_Aim_
In the following material, identify every line holding the string "institutions" and return it.

[Data entries]
..........

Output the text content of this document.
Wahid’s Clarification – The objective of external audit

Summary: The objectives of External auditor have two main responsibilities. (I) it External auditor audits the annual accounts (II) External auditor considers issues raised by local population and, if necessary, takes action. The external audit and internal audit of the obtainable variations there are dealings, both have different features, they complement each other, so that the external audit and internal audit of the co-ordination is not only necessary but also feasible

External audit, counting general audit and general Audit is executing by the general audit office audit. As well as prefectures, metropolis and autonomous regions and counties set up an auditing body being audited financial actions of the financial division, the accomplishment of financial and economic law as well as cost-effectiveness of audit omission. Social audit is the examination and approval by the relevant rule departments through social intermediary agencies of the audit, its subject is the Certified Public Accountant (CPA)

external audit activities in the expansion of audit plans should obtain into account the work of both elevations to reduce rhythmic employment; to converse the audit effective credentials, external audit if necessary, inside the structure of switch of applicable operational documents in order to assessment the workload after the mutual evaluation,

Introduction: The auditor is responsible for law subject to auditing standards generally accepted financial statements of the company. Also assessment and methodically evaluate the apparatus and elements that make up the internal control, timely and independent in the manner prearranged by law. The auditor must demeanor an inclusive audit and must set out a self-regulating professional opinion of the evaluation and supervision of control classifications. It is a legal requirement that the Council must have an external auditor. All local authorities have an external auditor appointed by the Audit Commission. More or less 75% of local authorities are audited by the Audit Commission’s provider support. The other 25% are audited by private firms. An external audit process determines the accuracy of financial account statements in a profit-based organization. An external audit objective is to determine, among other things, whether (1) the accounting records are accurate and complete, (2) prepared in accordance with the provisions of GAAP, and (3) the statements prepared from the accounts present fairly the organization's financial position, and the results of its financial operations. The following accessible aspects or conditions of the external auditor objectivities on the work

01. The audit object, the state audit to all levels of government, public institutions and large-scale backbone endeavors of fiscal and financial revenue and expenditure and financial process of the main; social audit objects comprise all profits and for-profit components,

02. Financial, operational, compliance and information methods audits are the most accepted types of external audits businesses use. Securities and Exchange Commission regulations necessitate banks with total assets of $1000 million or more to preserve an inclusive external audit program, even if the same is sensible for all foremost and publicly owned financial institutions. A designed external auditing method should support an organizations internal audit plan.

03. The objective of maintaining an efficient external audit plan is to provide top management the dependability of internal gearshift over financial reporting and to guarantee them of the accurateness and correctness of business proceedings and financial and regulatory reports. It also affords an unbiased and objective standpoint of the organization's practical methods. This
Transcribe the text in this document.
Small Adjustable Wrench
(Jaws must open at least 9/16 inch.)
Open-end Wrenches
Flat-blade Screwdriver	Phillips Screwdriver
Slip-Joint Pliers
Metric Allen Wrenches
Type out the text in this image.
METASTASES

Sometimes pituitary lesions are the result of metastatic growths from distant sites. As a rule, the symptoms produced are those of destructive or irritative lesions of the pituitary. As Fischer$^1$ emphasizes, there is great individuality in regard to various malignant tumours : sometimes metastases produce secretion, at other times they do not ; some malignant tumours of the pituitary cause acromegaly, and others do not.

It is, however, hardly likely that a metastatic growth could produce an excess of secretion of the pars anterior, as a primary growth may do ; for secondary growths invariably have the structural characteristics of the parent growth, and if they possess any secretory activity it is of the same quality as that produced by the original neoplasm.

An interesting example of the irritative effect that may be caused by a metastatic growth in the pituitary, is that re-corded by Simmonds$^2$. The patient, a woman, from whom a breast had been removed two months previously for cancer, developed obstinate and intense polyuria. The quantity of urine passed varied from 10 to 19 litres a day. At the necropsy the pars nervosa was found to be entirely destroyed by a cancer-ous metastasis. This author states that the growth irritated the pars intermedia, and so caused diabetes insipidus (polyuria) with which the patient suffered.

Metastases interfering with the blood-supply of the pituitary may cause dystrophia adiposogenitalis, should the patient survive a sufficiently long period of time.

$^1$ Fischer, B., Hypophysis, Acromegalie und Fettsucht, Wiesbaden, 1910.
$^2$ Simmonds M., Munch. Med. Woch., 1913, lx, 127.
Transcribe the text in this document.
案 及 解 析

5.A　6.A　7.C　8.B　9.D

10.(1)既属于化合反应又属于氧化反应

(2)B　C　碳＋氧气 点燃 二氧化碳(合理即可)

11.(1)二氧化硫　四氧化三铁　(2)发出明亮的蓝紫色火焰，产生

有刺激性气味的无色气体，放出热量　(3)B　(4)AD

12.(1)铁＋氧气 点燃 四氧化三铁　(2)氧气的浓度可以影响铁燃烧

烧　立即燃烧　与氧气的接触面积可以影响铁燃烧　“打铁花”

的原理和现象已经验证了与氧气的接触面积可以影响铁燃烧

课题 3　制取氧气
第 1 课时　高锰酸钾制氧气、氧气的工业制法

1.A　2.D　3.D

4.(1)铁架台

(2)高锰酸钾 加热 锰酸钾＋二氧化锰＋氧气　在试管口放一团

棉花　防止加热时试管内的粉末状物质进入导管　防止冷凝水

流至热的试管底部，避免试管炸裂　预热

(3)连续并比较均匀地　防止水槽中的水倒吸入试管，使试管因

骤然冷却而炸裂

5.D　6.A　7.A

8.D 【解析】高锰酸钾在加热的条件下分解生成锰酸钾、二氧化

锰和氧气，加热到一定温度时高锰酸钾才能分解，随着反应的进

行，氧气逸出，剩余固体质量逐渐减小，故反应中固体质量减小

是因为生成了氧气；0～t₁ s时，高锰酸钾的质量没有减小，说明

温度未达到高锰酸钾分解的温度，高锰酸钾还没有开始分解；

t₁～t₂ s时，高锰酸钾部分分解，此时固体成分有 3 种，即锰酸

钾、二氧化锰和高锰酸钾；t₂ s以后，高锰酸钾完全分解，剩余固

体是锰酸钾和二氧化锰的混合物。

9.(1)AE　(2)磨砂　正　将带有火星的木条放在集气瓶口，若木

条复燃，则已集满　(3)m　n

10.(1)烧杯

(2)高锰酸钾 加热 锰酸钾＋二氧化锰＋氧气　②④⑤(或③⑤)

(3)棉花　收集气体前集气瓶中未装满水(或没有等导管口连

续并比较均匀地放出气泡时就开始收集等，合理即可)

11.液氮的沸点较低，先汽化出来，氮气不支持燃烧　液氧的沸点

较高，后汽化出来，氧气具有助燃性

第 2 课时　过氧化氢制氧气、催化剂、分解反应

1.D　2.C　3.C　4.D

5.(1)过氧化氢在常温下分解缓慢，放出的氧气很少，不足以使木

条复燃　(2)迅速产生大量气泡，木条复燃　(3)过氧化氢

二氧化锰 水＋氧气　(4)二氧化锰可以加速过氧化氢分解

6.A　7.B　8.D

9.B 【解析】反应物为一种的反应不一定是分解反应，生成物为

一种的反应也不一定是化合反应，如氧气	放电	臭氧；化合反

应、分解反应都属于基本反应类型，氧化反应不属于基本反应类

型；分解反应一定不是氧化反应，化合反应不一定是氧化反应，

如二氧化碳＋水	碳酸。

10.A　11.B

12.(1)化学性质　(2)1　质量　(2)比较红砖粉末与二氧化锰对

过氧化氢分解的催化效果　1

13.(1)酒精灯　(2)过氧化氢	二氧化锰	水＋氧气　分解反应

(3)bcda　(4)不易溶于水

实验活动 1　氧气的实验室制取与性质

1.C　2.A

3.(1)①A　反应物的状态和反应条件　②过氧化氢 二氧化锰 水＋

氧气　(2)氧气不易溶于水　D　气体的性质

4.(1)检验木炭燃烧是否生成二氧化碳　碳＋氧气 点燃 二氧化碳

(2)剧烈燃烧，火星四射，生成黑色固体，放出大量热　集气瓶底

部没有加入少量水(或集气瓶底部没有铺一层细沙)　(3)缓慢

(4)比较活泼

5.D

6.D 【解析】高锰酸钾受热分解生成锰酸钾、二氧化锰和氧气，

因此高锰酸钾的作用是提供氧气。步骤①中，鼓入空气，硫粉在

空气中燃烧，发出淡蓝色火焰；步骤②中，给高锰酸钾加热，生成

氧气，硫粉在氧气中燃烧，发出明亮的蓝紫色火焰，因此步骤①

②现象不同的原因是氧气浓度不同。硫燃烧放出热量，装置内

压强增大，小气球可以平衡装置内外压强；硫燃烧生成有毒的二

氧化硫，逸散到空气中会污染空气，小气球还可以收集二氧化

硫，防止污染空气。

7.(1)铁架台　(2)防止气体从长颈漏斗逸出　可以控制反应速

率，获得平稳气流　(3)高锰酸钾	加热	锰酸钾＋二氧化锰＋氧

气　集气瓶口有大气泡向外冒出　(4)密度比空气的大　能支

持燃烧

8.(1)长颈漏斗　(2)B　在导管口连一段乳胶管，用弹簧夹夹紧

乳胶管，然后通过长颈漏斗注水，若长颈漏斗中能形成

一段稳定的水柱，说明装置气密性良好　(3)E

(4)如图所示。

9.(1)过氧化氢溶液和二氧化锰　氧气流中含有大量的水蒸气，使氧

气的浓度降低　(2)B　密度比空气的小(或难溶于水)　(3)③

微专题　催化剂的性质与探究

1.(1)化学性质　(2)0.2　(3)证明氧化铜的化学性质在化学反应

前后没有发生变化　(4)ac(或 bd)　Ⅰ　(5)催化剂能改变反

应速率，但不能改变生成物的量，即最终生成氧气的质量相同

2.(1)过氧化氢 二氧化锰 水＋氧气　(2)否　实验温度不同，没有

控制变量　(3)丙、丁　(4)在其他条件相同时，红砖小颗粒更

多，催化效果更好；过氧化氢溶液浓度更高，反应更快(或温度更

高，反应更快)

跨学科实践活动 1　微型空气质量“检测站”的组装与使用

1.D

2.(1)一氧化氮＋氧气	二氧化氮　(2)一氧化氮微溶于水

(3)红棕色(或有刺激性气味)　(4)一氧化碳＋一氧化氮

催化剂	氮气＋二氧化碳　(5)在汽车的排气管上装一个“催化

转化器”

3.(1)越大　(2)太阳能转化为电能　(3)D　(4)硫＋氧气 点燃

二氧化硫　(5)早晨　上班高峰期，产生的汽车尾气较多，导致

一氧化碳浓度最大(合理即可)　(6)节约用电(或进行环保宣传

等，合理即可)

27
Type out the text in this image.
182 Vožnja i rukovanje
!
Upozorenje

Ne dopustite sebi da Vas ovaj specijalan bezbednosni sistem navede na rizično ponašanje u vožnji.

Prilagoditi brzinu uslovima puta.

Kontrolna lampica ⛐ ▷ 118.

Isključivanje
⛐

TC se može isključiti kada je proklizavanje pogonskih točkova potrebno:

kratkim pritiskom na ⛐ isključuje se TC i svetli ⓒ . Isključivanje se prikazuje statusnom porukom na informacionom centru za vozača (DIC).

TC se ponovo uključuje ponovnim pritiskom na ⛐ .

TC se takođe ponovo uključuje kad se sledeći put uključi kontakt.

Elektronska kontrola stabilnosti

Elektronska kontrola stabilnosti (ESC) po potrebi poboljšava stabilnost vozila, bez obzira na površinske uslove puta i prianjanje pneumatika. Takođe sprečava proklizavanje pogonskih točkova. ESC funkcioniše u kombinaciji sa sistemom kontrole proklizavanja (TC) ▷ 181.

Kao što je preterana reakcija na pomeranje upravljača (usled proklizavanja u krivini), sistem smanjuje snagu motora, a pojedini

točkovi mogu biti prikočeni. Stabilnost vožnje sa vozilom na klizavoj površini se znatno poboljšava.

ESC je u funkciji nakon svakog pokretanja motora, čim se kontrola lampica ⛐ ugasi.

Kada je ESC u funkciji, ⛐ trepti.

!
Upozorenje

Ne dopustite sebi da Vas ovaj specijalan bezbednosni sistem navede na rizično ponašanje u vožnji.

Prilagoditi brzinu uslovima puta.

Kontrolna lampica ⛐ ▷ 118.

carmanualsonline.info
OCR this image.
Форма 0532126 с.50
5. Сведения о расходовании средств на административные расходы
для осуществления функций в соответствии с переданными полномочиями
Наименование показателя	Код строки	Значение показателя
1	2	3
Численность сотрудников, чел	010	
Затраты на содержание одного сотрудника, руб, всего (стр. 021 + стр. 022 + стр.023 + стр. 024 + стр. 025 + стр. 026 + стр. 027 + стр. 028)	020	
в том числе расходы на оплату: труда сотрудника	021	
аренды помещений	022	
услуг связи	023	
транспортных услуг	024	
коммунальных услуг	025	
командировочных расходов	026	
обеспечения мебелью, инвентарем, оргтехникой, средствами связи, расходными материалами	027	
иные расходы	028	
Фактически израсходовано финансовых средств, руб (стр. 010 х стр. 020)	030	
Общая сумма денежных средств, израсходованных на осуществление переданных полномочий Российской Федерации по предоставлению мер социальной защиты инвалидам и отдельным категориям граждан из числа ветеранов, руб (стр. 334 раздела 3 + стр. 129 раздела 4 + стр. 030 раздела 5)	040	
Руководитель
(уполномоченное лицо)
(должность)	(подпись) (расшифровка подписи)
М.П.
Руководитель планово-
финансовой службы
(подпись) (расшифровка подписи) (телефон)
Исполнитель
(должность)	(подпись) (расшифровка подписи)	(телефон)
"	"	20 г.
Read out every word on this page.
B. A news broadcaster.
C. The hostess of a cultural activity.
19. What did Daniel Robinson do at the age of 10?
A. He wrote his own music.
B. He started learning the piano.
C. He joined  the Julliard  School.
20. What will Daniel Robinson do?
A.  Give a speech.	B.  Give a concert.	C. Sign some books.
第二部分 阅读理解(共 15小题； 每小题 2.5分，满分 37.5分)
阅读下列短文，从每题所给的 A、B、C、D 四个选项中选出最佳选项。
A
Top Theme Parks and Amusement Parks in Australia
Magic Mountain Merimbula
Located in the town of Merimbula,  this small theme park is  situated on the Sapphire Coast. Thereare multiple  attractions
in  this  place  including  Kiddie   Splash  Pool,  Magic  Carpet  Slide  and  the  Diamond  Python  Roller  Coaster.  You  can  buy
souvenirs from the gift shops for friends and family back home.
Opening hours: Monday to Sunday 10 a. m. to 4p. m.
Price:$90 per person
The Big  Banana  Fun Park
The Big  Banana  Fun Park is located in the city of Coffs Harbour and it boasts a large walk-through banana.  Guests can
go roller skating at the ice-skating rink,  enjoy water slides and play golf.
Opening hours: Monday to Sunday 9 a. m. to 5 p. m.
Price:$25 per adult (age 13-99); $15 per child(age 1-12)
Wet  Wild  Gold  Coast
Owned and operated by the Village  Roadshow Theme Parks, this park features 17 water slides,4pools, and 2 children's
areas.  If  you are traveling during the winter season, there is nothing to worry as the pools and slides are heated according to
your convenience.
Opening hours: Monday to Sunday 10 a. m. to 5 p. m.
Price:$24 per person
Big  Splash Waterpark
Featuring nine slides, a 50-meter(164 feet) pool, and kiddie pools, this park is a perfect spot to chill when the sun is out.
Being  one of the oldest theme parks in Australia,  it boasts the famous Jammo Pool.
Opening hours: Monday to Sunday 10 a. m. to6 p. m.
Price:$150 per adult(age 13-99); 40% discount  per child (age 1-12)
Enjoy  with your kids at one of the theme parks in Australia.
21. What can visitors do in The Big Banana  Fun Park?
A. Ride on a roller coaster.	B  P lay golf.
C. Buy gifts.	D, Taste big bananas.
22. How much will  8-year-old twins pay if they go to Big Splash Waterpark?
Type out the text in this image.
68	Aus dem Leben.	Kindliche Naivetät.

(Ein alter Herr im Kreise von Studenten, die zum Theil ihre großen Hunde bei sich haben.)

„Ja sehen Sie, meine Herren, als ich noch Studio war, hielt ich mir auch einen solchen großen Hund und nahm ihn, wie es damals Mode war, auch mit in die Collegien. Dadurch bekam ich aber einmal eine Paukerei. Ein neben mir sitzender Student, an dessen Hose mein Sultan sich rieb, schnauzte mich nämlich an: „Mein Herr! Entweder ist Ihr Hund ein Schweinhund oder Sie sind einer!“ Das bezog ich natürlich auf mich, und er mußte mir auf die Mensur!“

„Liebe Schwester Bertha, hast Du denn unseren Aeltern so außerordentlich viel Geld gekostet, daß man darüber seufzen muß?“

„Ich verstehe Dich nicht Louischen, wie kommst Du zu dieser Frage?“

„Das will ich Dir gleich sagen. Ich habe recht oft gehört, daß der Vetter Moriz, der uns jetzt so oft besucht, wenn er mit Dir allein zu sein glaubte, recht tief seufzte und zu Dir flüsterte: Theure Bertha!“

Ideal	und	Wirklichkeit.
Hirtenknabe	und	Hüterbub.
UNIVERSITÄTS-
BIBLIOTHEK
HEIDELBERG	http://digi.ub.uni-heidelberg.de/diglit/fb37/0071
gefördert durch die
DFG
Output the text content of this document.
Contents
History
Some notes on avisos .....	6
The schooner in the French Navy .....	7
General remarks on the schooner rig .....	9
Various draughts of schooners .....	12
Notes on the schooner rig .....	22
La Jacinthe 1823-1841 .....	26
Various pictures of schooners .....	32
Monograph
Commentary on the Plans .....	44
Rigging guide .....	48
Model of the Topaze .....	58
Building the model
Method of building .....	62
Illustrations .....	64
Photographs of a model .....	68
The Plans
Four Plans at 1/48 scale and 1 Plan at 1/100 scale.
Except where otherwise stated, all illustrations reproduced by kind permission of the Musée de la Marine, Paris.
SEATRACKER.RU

..........

_Response_
01. The audit object, the state audit to all levels of government, public institutions and large-scale backbone endeavors of fiscal and financial revenue and expenditure and financial process of the main; social audit objects comprise all profits and for-profit components,
02. Financial, operational, compliance and information methods audits are the most accepted types of external audits businesses use. Securities and Exchange Commission regulations necessitate banks with total assets of $1000 million or more to preserve an inclusive external audit program, even if the same is sensible for all foremost and publicly owned financial institutions. A designed external auditing method should support an organizations internal audit plan.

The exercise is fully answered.